Provided information:
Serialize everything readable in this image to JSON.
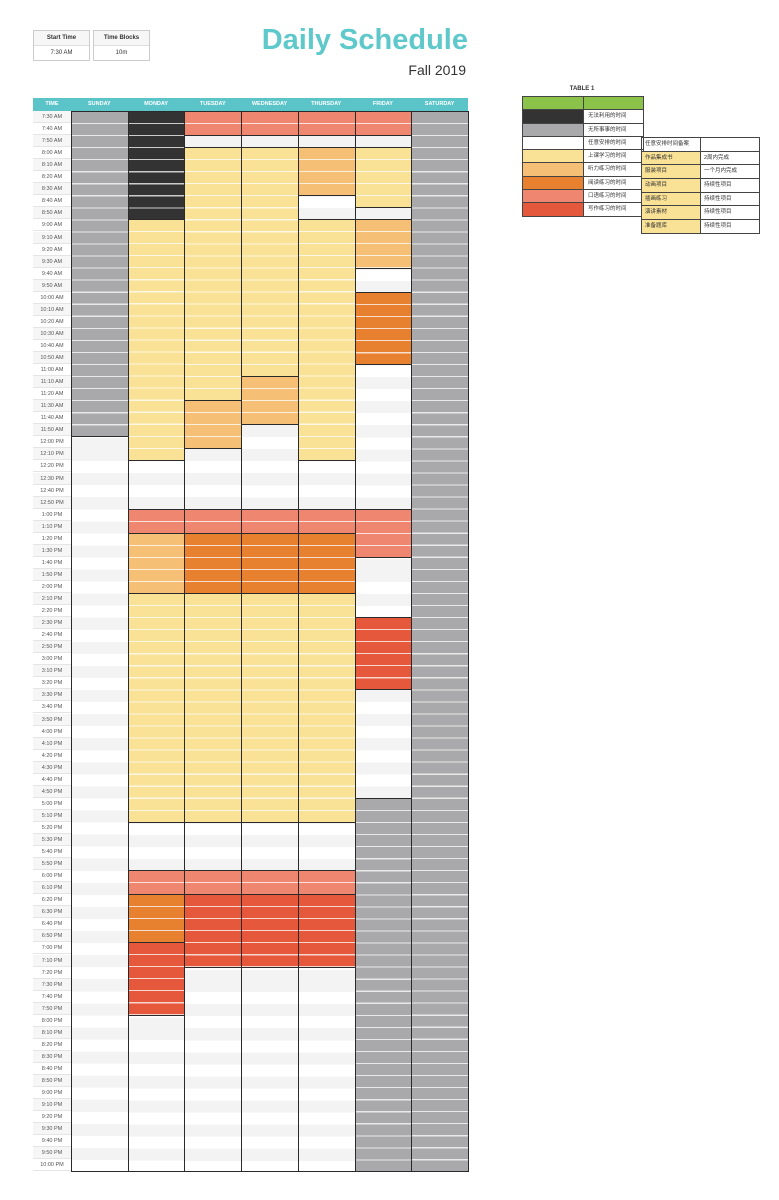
{
  "settings": {
    "start_label": "Start Time",
    "start_value": "7:30 AM",
    "blocks_label": "Time Blocks",
    "blocks_value": "10m"
  },
  "header": {
    "title": "Daily Schedule",
    "subtitle": "Fall 2019"
  },
  "columns": [
    "TIME",
    "SUNDAY",
    "MONDAY",
    "TUESDAY",
    "WEDNESDAY",
    "THURSDAY",
    "FRIDAY",
    "SATURDAY"
  ],
  "times": [
    "7:30 AM",
    "7:40 AM",
    "7:50 AM",
    "8:00 AM",
    "8:10 AM",
    "8:20 AM",
    "8:30 AM",
    "8:40 AM",
    "8:50 AM",
    "9:00 AM",
    "9:10 AM",
    "9:20 AM",
    "9:30 AM",
    "9:40 AM",
    "9:50 AM",
    "10:00 AM",
    "10:10 AM",
    "10:20 AM",
    "10:30 AM",
    "10:40 AM",
    "10:50 AM",
    "11:00 AM",
    "11:10 AM",
    "11:20 AM",
    "11:30 AM",
    "11:40 AM",
    "11:50 AM",
    "12:00 PM",
    "12:10 PM",
    "12:20 PM",
    "12:30 PM",
    "12:40 PM",
    "12:50 PM",
    "1:00 PM",
    "1:10 PM",
    "1:20 PM",
    "1:30 PM",
    "1:40 PM",
    "1:50 PM",
    "2:00 PM",
    "2:10 PM",
    "2:20 PM",
    "2:30 PM",
    "2:40 PM",
    "2:50 PM",
    "3:00 PM",
    "3:10 PM",
    "3:20 PM",
    "3:30 PM",
    "3:40 PM",
    "3:50 PM",
    "4:00 PM",
    "4:10 PM",
    "4:20 PM",
    "4:30 PM",
    "4:40 PM",
    "4:50 PM",
    "5:00 PM",
    "5:10 PM",
    "5:20 PM",
    "5:30 PM",
    "5:40 PM",
    "5:50 PM",
    "6:00 PM",
    "6:10 PM",
    "6:20 PM",
    "6:30 PM",
    "6:40 PM",
    "6:50 PM",
    "7:00 PM",
    "7:10 PM",
    "7:20 PM",
    "7:30 PM",
    "7:40 PM",
    "7:50 PM",
    "8:00 PM",
    "8:10 PM",
    "8:20 PM",
    "8:30 PM",
    "8:40 PM",
    "8:50 PM",
    "9:00 PM",
    "9:10 PM",
    "9:20 PM",
    "9:30 PM",
    "9:40 PM",
    "9:50 PM",
    "10:00 PM"
  ],
  "categories": {
    "D": {
      "color": "#333333",
      "label": "无法利用的时间"
    },
    "G": {
      "color": "#a9a9ab",
      "label": "无所事事的时间"
    },
    "W": {
      "color": "#ffffff",
      "label": "任意安排的时间"
    },
    "Y": {
      "color": "#f9e196",
      "label": "上课学习的时间"
    },
    "L": {
      "color": "#f5bf76",
      "label": "听力练习的时间"
    },
    "O": {
      "color": "#e7802f",
      "label": "阅读练习的时间"
    },
    "S": {
      "color": "#ee8670",
      "label": "口语练习的时间"
    },
    "R": {
      "color": "#e5583b",
      "label": "写作练习的时间"
    }
  },
  "legend_order": [
    "D",
    "G",
    "W",
    "Y",
    "L",
    "O",
    "S",
    "R"
  ],
  "legend": {
    "title": "TABLE 1",
    "header_color": "#8bc34a"
  },
  "schedule": {
    "SUNDAY": [
      [
        "G",
        27
      ],
      [
        "W",
        61
      ]
    ],
    "MONDAY": [
      [
        "D",
        9
      ],
      [
        "Y",
        20
      ],
      [
        "W",
        4
      ],
      [
        "S",
        2
      ],
      [
        "L",
        5
      ],
      [
        "Y",
        19
      ],
      [
        "W",
        4
      ],
      [
        "S",
        2
      ],
      [
        "O",
        4
      ],
      [
        "R",
        6
      ],
      [
        "W",
        13
      ]
    ],
    "TUESDAY": [
      [
        "S",
        2
      ],
      [
        "W",
        1
      ],
      [
        "Y",
        21
      ],
      [
        "L",
        4
      ],
      [
        "W",
        5
      ],
      [
        "S",
        2
      ],
      [
        "O",
        5
      ],
      [
        "Y",
        19
      ],
      [
        "W",
        4
      ],
      [
        "S",
        2
      ],
      [
        "R",
        6
      ],
      [
        "W",
        17
      ]
    ],
    "WEDNESDAY": [
      [
        "S",
        2
      ],
      [
        "W",
        1
      ],
      [
        "Y",
        19
      ],
      [
        "L",
        4
      ],
      [
        "W",
        7
      ],
      [
        "S",
        2
      ],
      [
        "O",
        5
      ],
      [
        "Y",
        19
      ],
      [
        "W",
        4
      ],
      [
        "S",
        2
      ],
      [
        "R",
        6
      ],
      [
        "W",
        17
      ]
    ],
    "THURSDAY": [
      [
        "S",
        2
      ],
      [
        "W",
        1
      ],
      [
        "L",
        4
      ],
      [
        "W",
        2
      ],
      [
        "Y",
        20
      ],
      [
        "W",
        4
      ],
      [
        "S",
        2
      ],
      [
        "O",
        5
      ],
      [
        "Y",
        19
      ],
      [
        "W",
        4
      ],
      [
        "S",
        2
      ],
      [
        "R",
        6
      ],
      [
        "W",
        17
      ]
    ],
    "FRIDAY": [
      [
        "S",
        2
      ],
      [
        "W",
        1
      ],
      [
        "Y",
        5
      ],
      [
        "W",
        1
      ],
      [
        "L",
        4
      ],
      [
        "W",
        2
      ],
      [
        "O",
        6
      ],
      [
        "W",
        12
      ],
      [
        "S",
        4
      ],
      [
        "W",
        5
      ],
      [
        "R",
        6
      ],
      [
        "W",
        9
      ],
      [
        "G",
        31
      ]
    ],
    "SATURDAY": [
      [
        "G",
        88
      ]
    ]
  },
  "notes": {
    "header": "任意安排时间备案",
    "rows": [
      {
        "item": "作品集成书",
        "due": "2周内完成"
      },
      {
        "item": "服装项目",
        "due": "一个月内完成"
      },
      {
        "item": "动画项目",
        "due": "持续性项目"
      },
      {
        "item": "插画练习",
        "due": "持续性项目"
      },
      {
        "item": "演讲素材",
        "due": "持续性项目"
      },
      {
        "item": "准备题库",
        "due": "持续性项目"
      }
    ],
    "highlight": "#f9e196"
  }
}
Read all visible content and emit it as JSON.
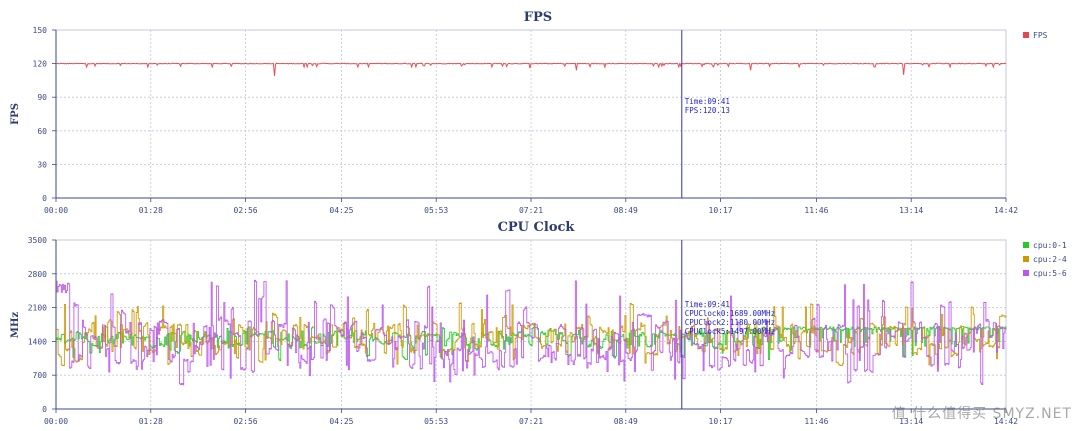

Exercise details:
Restate each of the entries above word for word and skip every image.

Finished exercise:
Serialize everything readable in this image to JSON.
{
  "settings": {
    "start_label": "Start Time",
    "start_value": "7:30 AM",
    "blocks_label": "Time Blocks",
    "blocks_value": "10m"
  },
  "header": {
    "title": "Daily Schedule",
    "subtitle": "Fall 2019"
  },
  "columns": [
    "TIME",
    "SUNDAY",
    "MONDAY",
    "TUESDAY",
    "WEDNESDAY",
    "THURSDAY",
    "FRIDAY",
    "SATURDAY"
  ],
  "times": [
    "7:30 AM",
    "7:40 AM",
    "7:50 AM",
    "8:00 AM",
    "8:10 AM",
    "8:20 AM",
    "8:30 AM",
    "8:40 AM",
    "8:50 AM",
    "9:00 AM",
    "9:10 AM",
    "9:20 AM",
    "9:30 AM",
    "9:40 AM",
    "9:50 AM",
    "10:00 AM",
    "10:10 AM",
    "10:20 AM",
    "10:30 AM",
    "10:40 AM",
    "10:50 AM",
    "11:00 AM",
    "11:10 AM",
    "11:20 AM",
    "11:30 AM",
    "11:40 AM",
    "11:50 AM",
    "12:00 PM",
    "12:10 PM",
    "12:20 PM",
    "12:30 PM",
    "12:40 PM",
    "12:50 PM",
    "1:00 PM",
    "1:10 PM",
    "1:20 PM",
    "1:30 PM",
    "1:40 PM",
    "1:50 PM",
    "2:00 PM",
    "2:10 PM",
    "2:20 PM",
    "2:30 PM",
    "2:40 PM",
    "2:50 PM",
    "3:00 PM",
    "3:10 PM",
    "3:20 PM",
    "3:30 PM",
    "3:40 PM",
    "3:50 PM",
    "4:00 PM",
    "4:10 PM",
    "4:20 PM",
    "4:30 PM",
    "4:40 PM",
    "4:50 PM",
    "5:00 PM",
    "5:10 PM",
    "5:20 PM",
    "5:30 PM",
    "5:40 PM",
    "5:50 PM",
    "6:00 PM",
    "6:10 PM",
    "6:20 PM",
    "6:30 PM",
    "6:40 PM",
    "6:50 PM",
    "7:00 PM",
    "7:10 PM",
    "7:20 PM",
    "7:30 PM",
    "7:40 PM",
    "7:50 PM",
    "8:00 PM",
    "8:10 PM",
    "8:20 PM",
    "8:30 PM",
    "8:40 PM",
    "8:50 PM",
    "9:00 PM",
    "9:10 PM",
    "9:20 PM",
    "9:30 PM",
    "9:40 PM",
    "9:50 PM",
    "10:00 PM"
  ],
  "categories": {
    "D": {
      "color": "#333333",
      "label": "无法利用的时间"
    },
    "G": {
      "color": "#a9a9ab",
      "label": "无所事事的时间"
    },
    "W": {
      "color": "#ffffff",
      "label": "任意安排的时间"
    },
    "Y": {
      "color": "#f9e196",
      "label": "上课学习的时间"
    },
    "L": {
      "color": "#f5bf76",
      "label": "听力练习的时间"
    },
    "O": {
      "color": "#e7802f",
      "label": "阅读练习的时间"
    },
    "S": {
      "color": "#ee8670",
      "label": "口语练习的时间"
    },
    "R": {
      "color": "#e5583b",
      "label": "写作练习的时间"
    }
  },
  "legend_order": [
    "D",
    "G",
    "W",
    "Y",
    "L",
    "O",
    "S",
    "R"
  ],
  "legend": {
    "title": "TABLE 1",
    "header_color": "#8bc34a"
  },
  "schedule": {
    "SUNDAY": [
      [
        "G",
        27
      ],
      [
        "W",
        61
      ]
    ],
    "MONDAY": [
      [
        "D",
        9
      ],
      [
        "Y",
        20
      ],
      [
        "W",
        4
      ],
      [
        "S",
        2
      ],
      [
        "L",
        5
      ],
      [
        "Y",
        19
      ],
      [
        "W",
        4
      ],
      [
        "S",
        2
      ],
      [
        "O",
        4
      ],
      [
        "R",
        6
      ],
      [
        "W",
        13
      ]
    ],
    "TUESDAY": [
      [
        "S",
        2
      ],
      [
        "W",
        1
      ],
      [
        "Y",
        21
      ],
      [
        "L",
        4
      ],
      [
        "W",
        5
      ],
      [
        "S",
        2
      ],
      [
        "O",
        5
      ],
      [
        "Y",
        19
      ],
      [
        "W",
        4
      ],
      [
        "S",
        2
      ],
      [
        "R",
        6
      ],
      [
        "W",
        17
      ]
    ],
    "WEDNESDAY": [
      [
        "S",
        2
      ],
      [
        "W",
        1
      ],
      [
        "Y",
        19
      ],
      [
        "L",
        4
      ],
      [
        "W",
        7
      ],
      [
        "S",
        2
      ],
      [
        "O",
        5
      ],
      [
        "Y",
        19
      ],
      [
        "W",
        4
      ],
      [
        "S",
        2
      ],
      [
        "R",
        6
      ],
      [
        "W",
        17
      ]
    ],
    "THURSDAY": [
      [
        "S",
        2
      ],
      [
        "W",
        1
      ],
      [
        "L",
        4
      ],
      [
        "W",
        2
      ],
      [
        "Y",
        20
      ],
      [
        "W",
        4
      ],
      [
        "S",
        2
      ],
      [
        "O",
        5
      ],
      [
        "Y",
        19
      ],
      [
        "W",
        4
      ],
      [
        "S",
        2
      ],
      [
        "R",
        6
      ],
      [
        "W",
        17
      ]
    ],
    "FRIDAY": [
      [
        "S",
        2
      ],
      [
        "W",
        1
      ],
      [
        "Y",
        5
      ],
      [
        "W",
        1
      ],
      [
        "L",
        4
      ],
      [
        "W",
        2
      ],
      [
        "O",
        6
      ],
      [
        "W",
        12
      ],
      [
        "S",
        4
      ],
      [
        "W",
        5
      ],
      [
        "R",
        6
      ],
      [
        "W",
        9
      ],
      [
        "G",
        31
      ]
    ],
    "SATURDAY": [
      [
        "G",
        88
      ]
    ]
  },
  "notes": {
    "header": "任意安排时间备案",
    "rows": [
      {
        "item": "作品集成书",
        "due": "2周内完成"
      },
      {
        "item": "服装项目",
        "due": "一个月内完成"
      },
      {
        "item": "动画项目",
        "due": "持续性项目"
      },
      {
        "item": "插画练习",
        "due": "持续性项目"
      },
      {
        "item": "演讲素材",
        "due": "持续性项目"
      },
      {
        "item": "准备题库",
        "due": "持续性项目"
      }
    ],
    "highlight": "#f9e196"
  }
}
Read all visible content and emit it as JSON.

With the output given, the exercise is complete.